**EXTRACTED RECORDS**.
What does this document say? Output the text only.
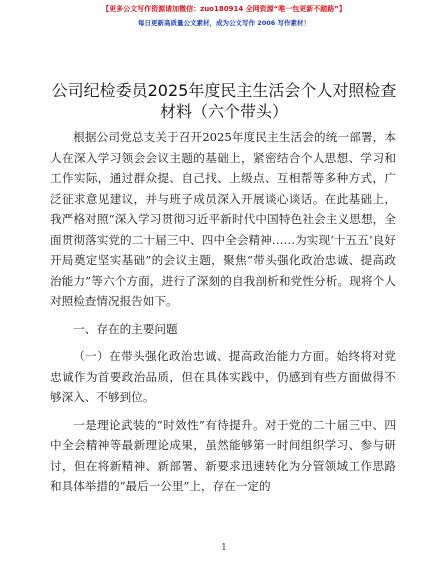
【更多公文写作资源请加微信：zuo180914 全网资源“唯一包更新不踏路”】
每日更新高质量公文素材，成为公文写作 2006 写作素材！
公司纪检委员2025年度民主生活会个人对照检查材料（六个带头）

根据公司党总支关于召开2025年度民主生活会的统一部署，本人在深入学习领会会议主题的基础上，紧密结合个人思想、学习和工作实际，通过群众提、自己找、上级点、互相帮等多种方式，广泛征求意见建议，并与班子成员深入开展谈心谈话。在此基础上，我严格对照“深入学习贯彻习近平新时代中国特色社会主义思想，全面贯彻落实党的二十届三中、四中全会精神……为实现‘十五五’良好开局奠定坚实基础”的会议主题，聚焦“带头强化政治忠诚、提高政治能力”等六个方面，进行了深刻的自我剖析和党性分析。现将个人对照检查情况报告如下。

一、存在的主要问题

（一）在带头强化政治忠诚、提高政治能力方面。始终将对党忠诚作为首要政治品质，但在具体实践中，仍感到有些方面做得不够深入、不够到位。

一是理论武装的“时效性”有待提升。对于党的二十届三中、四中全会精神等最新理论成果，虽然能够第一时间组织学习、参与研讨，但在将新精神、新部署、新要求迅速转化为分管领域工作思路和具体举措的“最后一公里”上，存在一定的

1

--

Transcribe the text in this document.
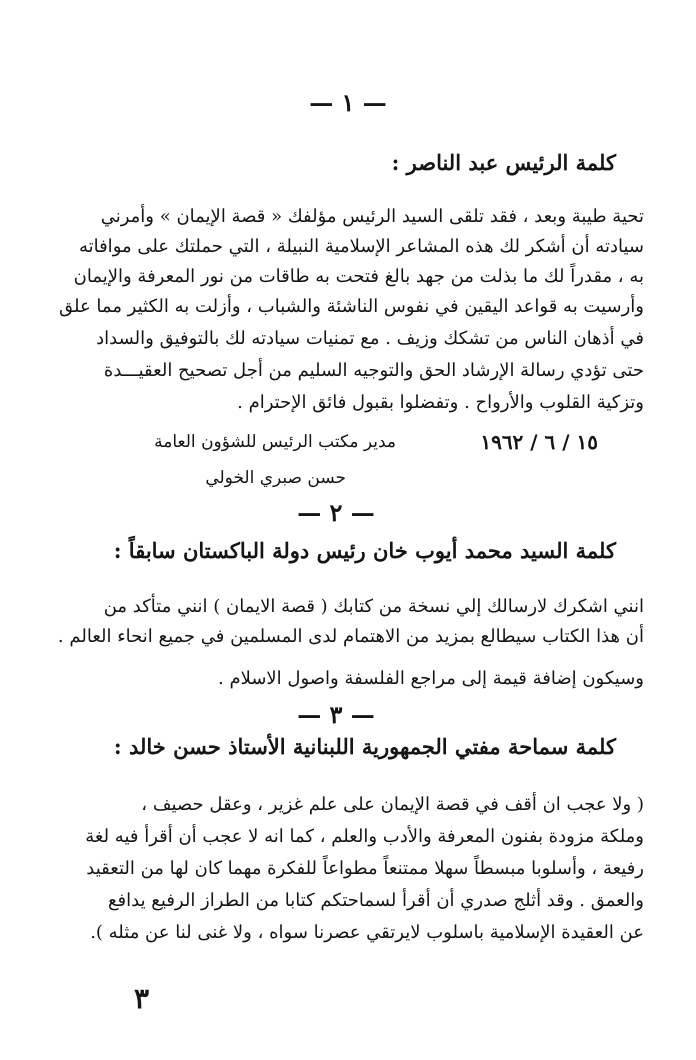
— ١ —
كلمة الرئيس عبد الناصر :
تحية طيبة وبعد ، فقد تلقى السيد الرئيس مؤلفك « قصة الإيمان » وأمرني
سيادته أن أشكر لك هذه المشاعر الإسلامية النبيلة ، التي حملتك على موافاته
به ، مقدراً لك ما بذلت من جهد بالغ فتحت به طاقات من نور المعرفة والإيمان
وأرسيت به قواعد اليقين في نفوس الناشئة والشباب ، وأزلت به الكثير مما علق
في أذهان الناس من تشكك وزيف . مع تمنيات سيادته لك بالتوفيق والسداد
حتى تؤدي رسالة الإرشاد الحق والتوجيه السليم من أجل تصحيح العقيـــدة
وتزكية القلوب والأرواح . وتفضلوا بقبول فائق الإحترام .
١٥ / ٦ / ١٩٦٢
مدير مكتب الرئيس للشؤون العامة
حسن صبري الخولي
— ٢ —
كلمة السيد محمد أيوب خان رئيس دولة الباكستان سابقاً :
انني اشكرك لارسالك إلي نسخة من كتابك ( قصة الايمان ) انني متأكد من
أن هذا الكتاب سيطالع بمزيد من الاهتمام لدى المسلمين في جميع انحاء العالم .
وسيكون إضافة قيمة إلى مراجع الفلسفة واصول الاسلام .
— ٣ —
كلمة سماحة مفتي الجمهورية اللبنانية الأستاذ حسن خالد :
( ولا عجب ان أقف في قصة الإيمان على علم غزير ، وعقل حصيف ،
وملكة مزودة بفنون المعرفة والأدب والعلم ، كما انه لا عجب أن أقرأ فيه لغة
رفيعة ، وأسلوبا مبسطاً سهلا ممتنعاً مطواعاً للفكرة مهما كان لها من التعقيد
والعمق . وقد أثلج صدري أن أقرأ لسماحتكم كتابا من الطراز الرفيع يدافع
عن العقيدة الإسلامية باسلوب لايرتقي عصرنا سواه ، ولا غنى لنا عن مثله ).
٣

---

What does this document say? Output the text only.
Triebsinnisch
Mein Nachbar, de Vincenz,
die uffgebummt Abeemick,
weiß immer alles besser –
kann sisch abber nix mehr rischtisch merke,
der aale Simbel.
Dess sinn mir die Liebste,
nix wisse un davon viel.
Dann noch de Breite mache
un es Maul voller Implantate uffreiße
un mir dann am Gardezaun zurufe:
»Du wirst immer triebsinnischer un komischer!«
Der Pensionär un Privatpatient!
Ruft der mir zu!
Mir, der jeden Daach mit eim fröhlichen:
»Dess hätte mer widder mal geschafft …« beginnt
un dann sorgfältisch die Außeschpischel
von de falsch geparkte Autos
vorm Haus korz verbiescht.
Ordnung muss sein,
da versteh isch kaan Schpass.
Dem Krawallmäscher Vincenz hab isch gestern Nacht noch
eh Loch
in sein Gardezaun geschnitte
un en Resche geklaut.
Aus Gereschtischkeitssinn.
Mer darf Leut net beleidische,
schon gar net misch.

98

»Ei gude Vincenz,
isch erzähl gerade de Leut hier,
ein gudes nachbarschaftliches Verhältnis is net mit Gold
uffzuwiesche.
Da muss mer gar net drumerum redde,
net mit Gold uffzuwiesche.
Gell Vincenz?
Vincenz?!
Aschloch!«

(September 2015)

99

**DIRECTIVE**. Pick out the lines containing the string "Gardezaun".

**EXPECTED OUTPUT**.
un mir dann am Gardezaun zurufe:
in sein Gardezaun geschnitte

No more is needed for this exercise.